The ABL roster formation points system was updated to 360 points across 24 games, with non-affiliated overseas players being worth two points, as opposed to four in previous seasons.

The season began with no state border restrictions until the first round of the season was impacted by the pandemic, with an outbreak of cases in Sydney's Northern Beaches effected both Canberra and Sydney unable to host or travel to multiple states. Sydney after playing the first two games of the season, were unable to play due to border restrictions through to 22 January.

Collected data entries
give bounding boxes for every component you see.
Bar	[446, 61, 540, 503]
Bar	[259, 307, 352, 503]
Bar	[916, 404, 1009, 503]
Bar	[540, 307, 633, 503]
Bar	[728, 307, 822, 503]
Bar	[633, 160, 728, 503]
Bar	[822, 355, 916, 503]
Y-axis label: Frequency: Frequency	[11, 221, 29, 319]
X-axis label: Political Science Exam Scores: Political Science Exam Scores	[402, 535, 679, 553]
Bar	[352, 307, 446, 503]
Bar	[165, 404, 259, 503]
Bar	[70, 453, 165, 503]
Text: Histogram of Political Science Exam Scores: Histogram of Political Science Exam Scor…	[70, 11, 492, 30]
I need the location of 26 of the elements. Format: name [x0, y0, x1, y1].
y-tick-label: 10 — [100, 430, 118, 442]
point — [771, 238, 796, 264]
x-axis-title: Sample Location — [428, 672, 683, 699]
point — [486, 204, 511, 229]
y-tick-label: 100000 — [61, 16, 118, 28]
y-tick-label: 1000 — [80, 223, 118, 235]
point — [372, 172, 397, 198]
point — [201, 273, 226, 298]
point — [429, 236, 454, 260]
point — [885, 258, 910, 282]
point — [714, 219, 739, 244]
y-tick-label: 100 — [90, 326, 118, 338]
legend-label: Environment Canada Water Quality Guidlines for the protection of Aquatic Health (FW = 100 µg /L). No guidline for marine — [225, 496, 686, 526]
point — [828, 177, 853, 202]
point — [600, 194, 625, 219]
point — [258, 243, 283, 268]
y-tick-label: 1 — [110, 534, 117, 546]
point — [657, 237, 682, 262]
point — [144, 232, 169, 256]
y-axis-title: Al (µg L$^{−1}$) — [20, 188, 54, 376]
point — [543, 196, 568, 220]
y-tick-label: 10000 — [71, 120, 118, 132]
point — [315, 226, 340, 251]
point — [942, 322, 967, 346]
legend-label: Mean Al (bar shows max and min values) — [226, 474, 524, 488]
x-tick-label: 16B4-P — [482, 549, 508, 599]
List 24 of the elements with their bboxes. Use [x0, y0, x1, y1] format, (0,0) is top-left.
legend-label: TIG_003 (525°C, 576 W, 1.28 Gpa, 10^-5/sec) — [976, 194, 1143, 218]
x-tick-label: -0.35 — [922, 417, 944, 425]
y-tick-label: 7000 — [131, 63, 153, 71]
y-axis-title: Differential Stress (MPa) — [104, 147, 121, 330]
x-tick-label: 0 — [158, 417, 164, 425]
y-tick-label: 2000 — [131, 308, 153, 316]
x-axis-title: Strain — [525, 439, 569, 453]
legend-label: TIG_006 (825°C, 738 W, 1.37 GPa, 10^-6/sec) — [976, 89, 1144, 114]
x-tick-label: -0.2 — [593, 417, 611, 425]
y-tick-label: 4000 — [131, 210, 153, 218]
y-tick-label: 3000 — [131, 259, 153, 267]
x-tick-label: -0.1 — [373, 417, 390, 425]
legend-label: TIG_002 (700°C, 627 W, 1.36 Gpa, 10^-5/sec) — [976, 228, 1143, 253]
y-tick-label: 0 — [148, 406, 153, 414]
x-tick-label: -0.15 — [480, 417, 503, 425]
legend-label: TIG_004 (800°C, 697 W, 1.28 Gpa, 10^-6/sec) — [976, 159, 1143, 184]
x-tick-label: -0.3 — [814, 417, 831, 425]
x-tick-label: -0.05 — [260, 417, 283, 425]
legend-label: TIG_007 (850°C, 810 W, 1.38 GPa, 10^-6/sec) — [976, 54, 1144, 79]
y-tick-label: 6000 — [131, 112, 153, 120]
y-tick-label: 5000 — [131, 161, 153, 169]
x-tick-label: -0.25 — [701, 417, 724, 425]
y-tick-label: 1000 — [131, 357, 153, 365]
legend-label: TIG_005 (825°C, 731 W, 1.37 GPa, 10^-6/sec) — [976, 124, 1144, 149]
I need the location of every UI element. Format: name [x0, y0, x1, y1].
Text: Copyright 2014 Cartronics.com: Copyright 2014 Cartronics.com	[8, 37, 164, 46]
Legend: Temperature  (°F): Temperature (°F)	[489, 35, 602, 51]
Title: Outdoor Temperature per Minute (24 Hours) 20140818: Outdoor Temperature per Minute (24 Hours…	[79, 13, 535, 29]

§ CHECK YOUR UNDERSTANDING:
a) Write out, word for word, everything in the ABL season text from "The season began" down to "to 22 January.".
b) List every place name that appears in the ABL season text.

§ TASK-BY-TASK ANSWERS:
a)
The season began with no state border restrictions until the first round of the season was impacted by the pandemic, with an outbreak of cases in Sydney's Northern Beaches effected both Canberra and Sydney unable to host or travel to multiple states. Sydney after playing the first two games of the season, were unable to play due to border restrictions through to 22 January.

b) Sydney, Northern Beaches, Canberra